**REQUEST:**
Tally every line of the listing below that holds "документов", then give the tally alone.

**RECORDS SUPPLIED:**
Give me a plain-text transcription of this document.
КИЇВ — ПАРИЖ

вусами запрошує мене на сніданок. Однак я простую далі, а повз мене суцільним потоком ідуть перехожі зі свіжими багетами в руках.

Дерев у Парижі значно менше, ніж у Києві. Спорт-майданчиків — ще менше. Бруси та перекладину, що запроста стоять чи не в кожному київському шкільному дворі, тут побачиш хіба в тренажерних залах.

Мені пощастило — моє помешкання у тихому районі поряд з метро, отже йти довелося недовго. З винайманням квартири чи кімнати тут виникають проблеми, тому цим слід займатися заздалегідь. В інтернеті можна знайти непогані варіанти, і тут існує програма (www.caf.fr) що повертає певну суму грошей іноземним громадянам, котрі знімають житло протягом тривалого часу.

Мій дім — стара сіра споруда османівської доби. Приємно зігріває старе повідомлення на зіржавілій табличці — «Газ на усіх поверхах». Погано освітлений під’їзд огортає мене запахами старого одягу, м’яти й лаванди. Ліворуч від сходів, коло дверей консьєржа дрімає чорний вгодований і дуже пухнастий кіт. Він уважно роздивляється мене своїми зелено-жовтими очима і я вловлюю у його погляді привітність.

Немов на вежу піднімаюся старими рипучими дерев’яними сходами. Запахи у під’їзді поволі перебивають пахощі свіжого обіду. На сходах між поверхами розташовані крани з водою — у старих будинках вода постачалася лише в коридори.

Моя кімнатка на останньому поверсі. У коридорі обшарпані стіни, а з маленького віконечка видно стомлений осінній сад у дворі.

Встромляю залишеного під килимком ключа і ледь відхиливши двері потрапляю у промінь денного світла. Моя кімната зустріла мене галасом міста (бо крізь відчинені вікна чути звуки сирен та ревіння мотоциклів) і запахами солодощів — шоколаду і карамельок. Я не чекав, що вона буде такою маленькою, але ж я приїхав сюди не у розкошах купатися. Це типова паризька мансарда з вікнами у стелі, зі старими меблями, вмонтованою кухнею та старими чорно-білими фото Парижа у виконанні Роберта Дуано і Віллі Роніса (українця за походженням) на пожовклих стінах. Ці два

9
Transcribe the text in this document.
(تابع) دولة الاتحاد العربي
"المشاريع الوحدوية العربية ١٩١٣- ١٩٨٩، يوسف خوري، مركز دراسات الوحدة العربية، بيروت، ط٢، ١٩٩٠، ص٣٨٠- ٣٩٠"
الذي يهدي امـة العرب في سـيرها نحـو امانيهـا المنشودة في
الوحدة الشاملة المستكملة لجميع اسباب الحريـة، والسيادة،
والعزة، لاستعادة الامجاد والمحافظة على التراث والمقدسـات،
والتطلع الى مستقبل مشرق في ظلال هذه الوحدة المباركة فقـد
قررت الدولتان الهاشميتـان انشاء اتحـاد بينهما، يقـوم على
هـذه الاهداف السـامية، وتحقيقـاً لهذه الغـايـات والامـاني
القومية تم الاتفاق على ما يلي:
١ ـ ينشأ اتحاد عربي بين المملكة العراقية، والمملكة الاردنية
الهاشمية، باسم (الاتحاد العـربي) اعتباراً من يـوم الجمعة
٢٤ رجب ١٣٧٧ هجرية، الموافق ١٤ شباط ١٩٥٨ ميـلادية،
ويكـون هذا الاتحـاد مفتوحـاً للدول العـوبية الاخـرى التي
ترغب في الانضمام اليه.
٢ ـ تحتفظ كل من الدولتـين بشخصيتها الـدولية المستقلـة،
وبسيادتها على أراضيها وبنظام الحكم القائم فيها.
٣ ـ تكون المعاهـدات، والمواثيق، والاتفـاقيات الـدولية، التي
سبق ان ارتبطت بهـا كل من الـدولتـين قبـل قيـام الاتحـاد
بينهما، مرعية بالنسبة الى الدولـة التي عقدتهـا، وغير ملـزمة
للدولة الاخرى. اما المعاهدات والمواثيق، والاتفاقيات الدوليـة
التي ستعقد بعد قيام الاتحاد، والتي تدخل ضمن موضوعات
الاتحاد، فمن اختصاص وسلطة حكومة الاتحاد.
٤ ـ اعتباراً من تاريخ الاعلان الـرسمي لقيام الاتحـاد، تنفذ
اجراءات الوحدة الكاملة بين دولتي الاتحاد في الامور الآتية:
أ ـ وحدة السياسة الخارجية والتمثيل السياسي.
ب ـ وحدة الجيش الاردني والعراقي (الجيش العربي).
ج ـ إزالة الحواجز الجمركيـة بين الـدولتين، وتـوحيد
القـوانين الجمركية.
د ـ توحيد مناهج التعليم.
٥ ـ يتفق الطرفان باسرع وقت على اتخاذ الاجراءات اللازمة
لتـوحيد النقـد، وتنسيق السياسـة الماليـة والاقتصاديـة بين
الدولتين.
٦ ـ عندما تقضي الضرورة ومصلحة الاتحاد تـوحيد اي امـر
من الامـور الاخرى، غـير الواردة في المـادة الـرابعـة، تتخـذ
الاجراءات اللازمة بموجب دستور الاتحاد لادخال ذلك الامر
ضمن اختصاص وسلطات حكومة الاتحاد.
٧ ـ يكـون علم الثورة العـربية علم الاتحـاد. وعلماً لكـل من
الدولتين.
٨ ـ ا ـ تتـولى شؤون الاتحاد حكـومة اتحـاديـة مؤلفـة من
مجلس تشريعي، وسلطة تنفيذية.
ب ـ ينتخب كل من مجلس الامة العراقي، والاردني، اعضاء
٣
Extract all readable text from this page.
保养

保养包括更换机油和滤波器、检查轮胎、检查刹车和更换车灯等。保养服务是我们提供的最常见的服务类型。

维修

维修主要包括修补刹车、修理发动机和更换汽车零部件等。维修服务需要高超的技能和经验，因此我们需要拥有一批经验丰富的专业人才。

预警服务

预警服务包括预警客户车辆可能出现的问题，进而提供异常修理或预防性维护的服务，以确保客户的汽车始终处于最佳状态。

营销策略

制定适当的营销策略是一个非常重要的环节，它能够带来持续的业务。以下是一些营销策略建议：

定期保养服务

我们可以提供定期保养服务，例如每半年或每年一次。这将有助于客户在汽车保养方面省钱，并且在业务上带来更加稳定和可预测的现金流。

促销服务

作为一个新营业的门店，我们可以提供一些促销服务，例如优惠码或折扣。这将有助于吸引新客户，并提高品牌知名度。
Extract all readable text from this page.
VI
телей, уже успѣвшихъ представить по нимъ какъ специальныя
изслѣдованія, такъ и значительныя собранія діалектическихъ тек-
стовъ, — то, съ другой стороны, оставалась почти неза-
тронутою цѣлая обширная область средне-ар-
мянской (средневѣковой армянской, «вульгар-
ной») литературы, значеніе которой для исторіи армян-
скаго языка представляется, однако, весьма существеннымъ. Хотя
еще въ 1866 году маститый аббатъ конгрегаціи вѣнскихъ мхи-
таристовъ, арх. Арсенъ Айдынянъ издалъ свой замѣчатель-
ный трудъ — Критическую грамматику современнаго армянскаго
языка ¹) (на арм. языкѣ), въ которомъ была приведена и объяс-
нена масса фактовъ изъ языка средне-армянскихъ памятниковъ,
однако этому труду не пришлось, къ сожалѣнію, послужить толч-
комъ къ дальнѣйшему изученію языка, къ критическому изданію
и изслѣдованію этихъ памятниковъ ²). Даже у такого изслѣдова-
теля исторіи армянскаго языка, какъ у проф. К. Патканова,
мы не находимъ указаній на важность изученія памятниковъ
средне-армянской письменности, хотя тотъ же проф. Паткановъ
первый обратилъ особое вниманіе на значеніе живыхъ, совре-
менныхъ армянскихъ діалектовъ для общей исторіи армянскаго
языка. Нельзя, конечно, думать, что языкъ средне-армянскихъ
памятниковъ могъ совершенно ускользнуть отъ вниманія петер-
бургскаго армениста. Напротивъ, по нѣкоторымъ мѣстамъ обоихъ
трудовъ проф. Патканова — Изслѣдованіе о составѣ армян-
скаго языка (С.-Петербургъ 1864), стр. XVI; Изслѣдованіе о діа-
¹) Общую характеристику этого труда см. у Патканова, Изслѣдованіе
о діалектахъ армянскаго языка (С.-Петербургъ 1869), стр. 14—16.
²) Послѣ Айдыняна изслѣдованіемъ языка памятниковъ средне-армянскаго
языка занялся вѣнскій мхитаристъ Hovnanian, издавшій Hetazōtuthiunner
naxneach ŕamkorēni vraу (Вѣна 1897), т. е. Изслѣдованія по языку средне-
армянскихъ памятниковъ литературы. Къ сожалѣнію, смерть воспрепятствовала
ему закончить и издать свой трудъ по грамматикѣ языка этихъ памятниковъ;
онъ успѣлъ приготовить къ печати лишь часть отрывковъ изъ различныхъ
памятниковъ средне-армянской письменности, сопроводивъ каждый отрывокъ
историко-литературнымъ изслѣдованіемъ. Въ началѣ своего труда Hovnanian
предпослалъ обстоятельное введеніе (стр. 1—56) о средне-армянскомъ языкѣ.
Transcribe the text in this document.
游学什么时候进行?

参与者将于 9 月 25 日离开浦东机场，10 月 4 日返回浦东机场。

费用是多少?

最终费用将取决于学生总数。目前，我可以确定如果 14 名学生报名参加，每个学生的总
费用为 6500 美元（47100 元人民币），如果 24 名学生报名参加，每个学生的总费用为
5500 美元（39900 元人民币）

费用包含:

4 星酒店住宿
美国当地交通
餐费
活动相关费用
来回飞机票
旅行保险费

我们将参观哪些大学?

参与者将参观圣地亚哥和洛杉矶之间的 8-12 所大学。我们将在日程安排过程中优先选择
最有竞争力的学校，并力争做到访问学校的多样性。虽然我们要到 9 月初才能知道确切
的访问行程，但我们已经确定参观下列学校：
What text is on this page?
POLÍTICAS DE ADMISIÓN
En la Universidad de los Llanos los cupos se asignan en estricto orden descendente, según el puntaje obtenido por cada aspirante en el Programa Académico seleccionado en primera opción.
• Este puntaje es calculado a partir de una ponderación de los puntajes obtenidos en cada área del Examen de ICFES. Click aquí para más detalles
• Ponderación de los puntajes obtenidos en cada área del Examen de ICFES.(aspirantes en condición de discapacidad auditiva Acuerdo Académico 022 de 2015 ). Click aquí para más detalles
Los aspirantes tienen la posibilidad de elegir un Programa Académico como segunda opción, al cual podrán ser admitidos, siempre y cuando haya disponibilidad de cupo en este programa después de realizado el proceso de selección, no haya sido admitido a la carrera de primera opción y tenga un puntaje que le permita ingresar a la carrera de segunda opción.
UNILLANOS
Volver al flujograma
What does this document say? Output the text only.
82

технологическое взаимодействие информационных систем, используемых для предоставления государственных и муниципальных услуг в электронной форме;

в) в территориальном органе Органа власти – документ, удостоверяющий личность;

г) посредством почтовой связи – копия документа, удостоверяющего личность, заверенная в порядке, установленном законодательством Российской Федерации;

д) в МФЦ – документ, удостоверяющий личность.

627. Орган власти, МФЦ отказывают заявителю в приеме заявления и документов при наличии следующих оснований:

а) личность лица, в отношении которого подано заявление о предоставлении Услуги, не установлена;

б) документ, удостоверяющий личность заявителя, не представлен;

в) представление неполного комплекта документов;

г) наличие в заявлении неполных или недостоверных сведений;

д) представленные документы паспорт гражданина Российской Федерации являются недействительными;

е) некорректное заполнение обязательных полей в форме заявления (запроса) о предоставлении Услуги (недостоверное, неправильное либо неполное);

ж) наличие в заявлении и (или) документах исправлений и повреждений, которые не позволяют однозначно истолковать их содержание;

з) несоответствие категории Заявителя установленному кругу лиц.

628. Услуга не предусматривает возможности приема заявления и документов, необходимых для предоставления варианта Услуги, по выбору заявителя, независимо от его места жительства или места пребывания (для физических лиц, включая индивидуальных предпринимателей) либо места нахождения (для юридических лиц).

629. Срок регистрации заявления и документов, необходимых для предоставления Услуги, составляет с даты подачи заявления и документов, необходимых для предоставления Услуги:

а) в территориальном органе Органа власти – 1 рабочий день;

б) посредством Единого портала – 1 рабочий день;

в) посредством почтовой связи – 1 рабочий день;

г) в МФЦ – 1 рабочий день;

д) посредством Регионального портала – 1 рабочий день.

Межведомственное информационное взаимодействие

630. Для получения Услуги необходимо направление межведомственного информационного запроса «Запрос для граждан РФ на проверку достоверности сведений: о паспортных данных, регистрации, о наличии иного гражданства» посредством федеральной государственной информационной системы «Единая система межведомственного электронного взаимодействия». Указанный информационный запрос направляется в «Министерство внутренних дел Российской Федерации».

**ANSWER TO THE TASK:**
4